**WHAT TO DO**
Lines containing the word "Інни" should be extracted in full.

(Saved entries)
+-------+
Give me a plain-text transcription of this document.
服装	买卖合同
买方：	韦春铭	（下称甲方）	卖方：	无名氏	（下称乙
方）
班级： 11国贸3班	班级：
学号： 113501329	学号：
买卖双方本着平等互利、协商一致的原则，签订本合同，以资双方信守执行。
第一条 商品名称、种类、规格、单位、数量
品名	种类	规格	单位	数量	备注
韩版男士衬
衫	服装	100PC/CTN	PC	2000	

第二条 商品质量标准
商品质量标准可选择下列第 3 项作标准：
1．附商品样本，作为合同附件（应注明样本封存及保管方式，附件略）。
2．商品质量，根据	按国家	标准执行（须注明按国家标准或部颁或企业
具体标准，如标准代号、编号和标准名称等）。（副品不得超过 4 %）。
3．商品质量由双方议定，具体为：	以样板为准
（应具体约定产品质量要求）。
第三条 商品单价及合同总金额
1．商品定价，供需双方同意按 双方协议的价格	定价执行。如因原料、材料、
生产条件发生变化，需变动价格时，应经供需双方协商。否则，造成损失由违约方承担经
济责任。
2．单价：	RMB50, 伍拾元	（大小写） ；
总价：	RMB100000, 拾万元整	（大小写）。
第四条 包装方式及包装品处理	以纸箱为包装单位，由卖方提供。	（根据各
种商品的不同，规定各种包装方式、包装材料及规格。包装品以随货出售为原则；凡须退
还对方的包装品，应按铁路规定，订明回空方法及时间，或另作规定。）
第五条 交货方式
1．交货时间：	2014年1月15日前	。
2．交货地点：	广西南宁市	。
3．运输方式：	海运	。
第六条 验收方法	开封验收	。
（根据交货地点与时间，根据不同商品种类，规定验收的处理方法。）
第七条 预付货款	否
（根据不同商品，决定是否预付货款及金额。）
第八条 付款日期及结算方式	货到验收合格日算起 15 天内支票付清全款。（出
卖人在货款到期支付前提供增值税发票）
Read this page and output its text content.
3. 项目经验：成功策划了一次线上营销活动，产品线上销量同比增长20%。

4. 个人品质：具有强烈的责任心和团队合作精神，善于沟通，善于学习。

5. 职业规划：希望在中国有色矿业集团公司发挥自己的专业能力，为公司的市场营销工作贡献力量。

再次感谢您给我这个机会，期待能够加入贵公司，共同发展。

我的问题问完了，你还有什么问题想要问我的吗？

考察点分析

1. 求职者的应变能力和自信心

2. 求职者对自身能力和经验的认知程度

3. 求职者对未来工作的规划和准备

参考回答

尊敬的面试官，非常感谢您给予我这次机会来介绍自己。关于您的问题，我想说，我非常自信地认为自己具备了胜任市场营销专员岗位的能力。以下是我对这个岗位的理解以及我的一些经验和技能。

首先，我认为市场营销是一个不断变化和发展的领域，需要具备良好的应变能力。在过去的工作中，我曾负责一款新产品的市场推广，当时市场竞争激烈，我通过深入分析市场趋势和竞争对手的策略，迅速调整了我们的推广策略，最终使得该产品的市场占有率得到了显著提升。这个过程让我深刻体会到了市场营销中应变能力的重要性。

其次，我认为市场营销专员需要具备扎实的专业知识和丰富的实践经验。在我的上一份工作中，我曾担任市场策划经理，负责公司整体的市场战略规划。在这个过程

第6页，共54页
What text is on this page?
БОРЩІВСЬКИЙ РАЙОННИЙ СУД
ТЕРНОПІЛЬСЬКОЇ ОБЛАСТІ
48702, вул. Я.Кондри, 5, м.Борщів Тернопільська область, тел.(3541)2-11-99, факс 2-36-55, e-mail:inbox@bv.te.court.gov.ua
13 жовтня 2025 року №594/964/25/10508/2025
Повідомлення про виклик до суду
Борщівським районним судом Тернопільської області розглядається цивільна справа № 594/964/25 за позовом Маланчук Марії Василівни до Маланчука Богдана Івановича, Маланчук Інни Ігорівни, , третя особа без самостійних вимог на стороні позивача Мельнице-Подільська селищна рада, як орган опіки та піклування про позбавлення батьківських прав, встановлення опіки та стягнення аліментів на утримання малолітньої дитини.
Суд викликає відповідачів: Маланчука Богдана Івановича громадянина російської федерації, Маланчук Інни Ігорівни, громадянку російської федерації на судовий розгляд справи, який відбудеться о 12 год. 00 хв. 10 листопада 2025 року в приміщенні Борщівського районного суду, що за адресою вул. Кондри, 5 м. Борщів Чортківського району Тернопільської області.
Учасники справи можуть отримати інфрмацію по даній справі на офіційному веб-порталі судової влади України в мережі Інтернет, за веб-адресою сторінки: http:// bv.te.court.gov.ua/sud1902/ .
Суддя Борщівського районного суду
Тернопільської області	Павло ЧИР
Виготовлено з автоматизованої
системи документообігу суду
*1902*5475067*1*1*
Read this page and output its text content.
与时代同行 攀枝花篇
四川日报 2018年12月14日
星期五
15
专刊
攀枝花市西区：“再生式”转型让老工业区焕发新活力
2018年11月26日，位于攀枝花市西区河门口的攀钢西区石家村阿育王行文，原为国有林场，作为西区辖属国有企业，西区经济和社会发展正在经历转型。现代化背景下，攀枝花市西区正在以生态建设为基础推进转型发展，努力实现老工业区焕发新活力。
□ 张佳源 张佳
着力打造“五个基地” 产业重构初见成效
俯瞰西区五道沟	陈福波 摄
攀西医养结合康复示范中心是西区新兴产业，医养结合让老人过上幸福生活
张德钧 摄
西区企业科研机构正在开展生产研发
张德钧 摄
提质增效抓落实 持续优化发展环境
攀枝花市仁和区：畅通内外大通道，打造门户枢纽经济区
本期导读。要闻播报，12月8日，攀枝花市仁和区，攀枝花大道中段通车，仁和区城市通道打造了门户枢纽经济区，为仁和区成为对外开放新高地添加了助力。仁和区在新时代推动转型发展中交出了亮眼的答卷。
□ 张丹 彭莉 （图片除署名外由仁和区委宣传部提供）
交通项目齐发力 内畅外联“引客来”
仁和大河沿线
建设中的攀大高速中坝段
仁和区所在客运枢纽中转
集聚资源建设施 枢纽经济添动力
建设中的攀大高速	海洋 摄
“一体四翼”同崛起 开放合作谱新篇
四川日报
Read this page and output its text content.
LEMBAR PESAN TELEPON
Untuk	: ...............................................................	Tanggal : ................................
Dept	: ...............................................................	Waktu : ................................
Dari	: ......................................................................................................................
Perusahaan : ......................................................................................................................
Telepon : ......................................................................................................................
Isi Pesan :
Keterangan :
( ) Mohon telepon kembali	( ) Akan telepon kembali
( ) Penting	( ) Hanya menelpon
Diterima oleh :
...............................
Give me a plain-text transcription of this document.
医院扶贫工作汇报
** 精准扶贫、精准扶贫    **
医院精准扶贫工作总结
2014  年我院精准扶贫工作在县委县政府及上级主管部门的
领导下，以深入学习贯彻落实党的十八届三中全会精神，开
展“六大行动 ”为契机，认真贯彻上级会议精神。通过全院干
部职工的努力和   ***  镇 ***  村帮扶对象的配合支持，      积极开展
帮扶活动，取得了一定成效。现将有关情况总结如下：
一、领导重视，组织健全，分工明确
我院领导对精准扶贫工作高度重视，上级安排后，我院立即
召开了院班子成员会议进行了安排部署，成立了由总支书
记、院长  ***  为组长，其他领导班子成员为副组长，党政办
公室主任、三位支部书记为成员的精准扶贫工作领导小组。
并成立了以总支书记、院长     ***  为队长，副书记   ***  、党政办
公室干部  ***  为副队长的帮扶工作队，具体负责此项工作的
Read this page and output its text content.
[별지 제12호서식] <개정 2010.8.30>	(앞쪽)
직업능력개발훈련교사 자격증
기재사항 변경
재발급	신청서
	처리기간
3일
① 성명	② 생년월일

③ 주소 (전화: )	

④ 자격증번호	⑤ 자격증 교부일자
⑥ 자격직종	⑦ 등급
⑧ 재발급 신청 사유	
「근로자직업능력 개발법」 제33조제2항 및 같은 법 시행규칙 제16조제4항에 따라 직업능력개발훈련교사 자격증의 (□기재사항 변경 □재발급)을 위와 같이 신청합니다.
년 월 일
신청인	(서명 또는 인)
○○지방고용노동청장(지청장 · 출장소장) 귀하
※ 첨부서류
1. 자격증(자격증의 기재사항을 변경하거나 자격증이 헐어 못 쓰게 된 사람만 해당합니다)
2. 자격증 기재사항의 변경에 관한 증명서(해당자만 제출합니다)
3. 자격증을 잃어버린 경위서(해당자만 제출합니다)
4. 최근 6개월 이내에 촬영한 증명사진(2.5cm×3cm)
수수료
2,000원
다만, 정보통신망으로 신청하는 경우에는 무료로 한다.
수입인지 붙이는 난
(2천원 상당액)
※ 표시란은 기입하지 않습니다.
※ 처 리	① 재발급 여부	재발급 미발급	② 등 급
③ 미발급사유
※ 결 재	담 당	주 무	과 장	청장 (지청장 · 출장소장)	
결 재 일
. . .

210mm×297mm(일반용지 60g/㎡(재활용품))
+-------+
**ANSWER TO THIS EXERCISE**
Борщівським районним судом Тернопільської області розглядається цивільна справа № 594/964/25 за позовом Маланчук Марії Василівни до Маланчука Богдана Івановича, Маланчук Інни Ігорівни, , третя особа без самостійних вимог на стороні позивача Мельнице-Подільська селищна рада, як орган опіки та піклування про позбавлення батьківських прав, встановлення опіки та стягнення аліментів на утримання малолітньої дитини.
Суд викликає відповідачів: Маланчука Богдана Івановича громадянина російської федерації, Маланчук Інни Ігорівни, громадянку російської федерації на судовий розгляд справи, який відбудеться о 12 год. 00 хв. 10 листопада 2025 року в приміщенні Борщівського районного суду, що за адресою вул. Кондри, 5 м. Борщів Чортківського району Тернопільської області.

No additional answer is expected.